• **Task requirements**: Write the material out again in full, word for word. Do not include the pictures.

Entries taken from a collection:

---

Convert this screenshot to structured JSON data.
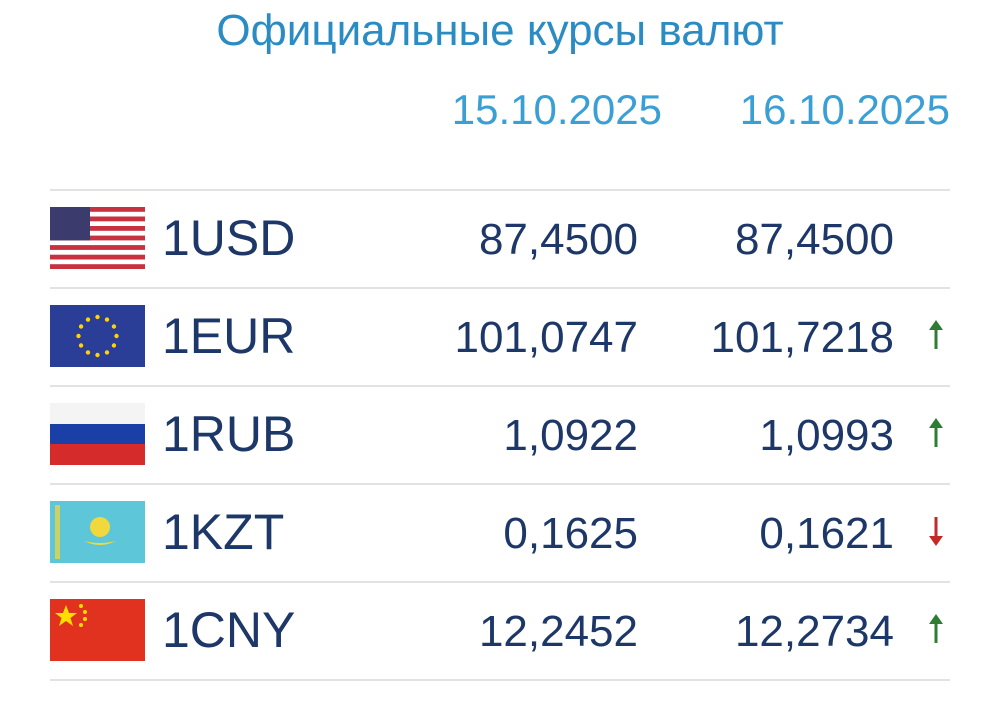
{
  "header": {
    "title": "Официальные курсы валют",
    "dates": [
      "15.10.2025",
      "16.10.2025"
    ]
  },
  "table": {
    "rows": [
      {
        "code": "1USD",
        "values": [
          "87,4500",
          "87,4500"
        ]
      },
      {
        "code": "1EUR",
        "values": [
          "101,0747",
          "101,7218"
        ],
        "trend": "up"
      },
      {
        "code": "1RUB",
        "values": [
          "1,0922",
          "1,0993"
        ],
        "trend": "up"
      },
      {
        "code": "1KZT",
        "values": [
          "0,1625",
          "0,1621"
        ],
        "trend": "down"
      },
      {
        "code": "1CNY",
        "values": [
          "12,2452",
          "12,2734"
        ],
        "trend": "up"
      }
    ]
  }
}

---

• **Solution to the problem**:
Convert this screenshot to structured JSON data.
{
  "header": {
    "title": "Официальные курсы валют",
    "dates": [
      "15.10.2025",
      "16.10.2025"
    ]
  },
  "table": {
    "rows": [
      {
        "code": "1USD",
        "values": [
          "87,4500",
          "87,4500"
        ]
      },
      {
        "code": "1EUR",
        "values": [
          "101,0747",
          "101,7218"
        ],
        "trend": "up"
      },
      {
        "code": "1RUB",
        "values": [
          "1,0922",
          "1,0993"
        ],
        "trend": "up"
      },
      {
        "code": "1KZT",
        "values": [
          "0,1625",
          "0,1621"
        ],
        "trend": "down"
      },
      {
        "code": "1CNY",
        "values": [
          "12,2452",
          "12,2734"
        ],
        "trend": "up"
      }
    ]
  }
}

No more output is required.